-- Start Exercise input --

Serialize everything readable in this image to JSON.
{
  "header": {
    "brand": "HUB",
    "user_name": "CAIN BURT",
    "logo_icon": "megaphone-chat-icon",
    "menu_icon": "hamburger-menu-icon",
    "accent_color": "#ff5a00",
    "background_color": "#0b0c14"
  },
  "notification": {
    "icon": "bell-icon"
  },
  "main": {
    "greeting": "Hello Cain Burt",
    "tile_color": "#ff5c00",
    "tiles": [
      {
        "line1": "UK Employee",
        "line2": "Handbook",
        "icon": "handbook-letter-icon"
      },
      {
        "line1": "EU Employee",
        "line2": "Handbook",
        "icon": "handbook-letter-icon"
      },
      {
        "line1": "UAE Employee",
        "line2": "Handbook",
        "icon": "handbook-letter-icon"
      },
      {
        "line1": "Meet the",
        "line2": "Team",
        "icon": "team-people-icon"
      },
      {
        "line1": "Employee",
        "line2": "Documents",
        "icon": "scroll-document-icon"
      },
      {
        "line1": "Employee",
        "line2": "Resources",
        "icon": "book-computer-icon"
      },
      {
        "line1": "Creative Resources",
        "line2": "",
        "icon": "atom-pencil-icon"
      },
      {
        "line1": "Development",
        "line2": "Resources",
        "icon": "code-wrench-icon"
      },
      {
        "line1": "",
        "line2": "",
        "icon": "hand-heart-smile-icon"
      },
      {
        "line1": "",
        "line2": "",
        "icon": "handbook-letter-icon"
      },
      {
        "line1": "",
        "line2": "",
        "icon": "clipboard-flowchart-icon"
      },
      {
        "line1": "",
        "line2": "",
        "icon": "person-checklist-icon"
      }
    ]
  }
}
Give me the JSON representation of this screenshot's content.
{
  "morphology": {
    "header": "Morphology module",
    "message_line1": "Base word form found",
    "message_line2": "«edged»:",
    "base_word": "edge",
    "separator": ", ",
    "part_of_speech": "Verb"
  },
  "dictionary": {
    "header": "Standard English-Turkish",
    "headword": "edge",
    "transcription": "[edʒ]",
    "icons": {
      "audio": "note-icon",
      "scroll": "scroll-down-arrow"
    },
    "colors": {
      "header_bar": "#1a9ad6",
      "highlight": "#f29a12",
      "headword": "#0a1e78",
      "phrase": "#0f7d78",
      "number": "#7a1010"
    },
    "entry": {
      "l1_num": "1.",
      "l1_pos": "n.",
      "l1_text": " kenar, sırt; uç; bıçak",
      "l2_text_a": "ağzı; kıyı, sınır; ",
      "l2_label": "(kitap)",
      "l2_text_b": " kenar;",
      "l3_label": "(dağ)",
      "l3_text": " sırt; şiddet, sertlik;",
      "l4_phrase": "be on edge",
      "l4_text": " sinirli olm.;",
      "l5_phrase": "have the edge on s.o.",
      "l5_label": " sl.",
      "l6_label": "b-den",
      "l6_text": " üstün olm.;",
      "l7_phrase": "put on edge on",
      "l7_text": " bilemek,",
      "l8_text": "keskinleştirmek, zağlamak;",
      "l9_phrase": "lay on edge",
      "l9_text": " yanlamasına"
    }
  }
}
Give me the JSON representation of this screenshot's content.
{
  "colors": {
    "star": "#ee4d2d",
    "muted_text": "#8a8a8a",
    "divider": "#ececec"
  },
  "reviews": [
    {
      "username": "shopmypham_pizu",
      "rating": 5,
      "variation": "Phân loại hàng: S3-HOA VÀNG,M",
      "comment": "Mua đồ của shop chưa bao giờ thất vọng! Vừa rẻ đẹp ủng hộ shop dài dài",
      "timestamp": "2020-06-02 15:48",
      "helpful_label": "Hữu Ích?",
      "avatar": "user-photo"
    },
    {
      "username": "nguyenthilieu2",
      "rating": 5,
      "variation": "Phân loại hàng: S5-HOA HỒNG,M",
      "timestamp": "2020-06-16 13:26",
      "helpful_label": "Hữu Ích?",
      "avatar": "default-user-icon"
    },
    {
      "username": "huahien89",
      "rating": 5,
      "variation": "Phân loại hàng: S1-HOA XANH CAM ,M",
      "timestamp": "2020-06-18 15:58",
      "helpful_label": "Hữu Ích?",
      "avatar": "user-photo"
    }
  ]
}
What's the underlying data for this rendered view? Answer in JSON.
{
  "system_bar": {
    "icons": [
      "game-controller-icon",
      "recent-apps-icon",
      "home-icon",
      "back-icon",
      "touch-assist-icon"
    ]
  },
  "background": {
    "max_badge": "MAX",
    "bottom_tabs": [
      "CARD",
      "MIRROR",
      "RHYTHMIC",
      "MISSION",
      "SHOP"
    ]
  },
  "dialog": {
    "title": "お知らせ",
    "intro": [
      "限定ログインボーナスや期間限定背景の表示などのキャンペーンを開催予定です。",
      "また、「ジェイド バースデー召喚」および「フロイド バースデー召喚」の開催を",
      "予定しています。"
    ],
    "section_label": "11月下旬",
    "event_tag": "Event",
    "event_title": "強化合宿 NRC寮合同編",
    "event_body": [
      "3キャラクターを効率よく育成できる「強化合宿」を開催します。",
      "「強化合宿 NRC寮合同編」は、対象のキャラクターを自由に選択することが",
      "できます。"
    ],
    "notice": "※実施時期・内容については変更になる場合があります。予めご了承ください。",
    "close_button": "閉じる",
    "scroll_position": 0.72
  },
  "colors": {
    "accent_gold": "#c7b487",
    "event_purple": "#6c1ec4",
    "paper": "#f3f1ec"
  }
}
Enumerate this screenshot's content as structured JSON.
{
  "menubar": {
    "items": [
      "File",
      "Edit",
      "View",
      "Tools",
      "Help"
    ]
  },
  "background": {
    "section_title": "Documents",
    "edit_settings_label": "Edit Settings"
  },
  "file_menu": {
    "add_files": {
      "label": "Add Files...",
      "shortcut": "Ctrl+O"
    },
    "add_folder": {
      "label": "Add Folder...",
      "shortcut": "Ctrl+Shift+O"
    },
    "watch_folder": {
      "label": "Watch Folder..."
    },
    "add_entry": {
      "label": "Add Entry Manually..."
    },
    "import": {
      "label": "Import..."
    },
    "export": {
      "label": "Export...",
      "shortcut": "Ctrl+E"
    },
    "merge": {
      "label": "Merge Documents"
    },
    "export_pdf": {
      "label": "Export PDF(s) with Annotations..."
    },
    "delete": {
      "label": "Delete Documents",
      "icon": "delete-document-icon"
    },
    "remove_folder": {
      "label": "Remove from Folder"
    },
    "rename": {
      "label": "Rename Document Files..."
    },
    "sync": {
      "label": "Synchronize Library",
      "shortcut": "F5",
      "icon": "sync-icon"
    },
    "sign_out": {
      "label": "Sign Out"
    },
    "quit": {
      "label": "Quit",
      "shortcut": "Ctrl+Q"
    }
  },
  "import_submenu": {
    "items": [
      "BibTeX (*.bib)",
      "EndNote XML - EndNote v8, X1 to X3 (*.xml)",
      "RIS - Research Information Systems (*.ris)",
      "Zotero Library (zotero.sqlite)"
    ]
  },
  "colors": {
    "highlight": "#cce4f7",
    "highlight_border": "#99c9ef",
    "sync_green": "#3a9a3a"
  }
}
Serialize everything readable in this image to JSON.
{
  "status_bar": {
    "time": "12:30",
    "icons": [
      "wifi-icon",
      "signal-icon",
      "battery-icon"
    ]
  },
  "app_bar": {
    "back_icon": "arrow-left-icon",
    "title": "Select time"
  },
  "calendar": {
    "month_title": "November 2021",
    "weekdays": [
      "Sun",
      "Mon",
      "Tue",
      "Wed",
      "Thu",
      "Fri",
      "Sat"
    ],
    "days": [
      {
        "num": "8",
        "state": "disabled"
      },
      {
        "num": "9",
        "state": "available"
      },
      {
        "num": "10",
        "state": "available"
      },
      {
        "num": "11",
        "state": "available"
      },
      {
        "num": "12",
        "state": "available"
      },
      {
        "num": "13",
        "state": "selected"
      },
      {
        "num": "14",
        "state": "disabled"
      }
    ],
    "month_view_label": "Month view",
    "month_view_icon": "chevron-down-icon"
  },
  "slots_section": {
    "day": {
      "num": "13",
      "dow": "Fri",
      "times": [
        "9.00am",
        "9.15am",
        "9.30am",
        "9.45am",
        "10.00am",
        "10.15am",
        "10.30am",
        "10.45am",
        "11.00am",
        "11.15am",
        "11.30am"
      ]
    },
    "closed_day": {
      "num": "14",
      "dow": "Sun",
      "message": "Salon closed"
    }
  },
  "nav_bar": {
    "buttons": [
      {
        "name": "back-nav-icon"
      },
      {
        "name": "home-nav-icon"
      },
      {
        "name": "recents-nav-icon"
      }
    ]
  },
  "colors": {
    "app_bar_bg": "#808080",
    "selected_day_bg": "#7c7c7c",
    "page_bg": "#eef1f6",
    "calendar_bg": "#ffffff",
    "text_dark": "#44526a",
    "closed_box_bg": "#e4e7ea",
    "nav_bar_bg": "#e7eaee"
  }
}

-- End Exercise input --

> [What the task asks]
Copy every line from the entries that contains the word "timestamp".

> [Result for this task]
      "timestamp": "2020-06-02 15:48",
      "timestamp": "2020-06-16 13:26",
      "timestamp": "2020-06-18 15:58",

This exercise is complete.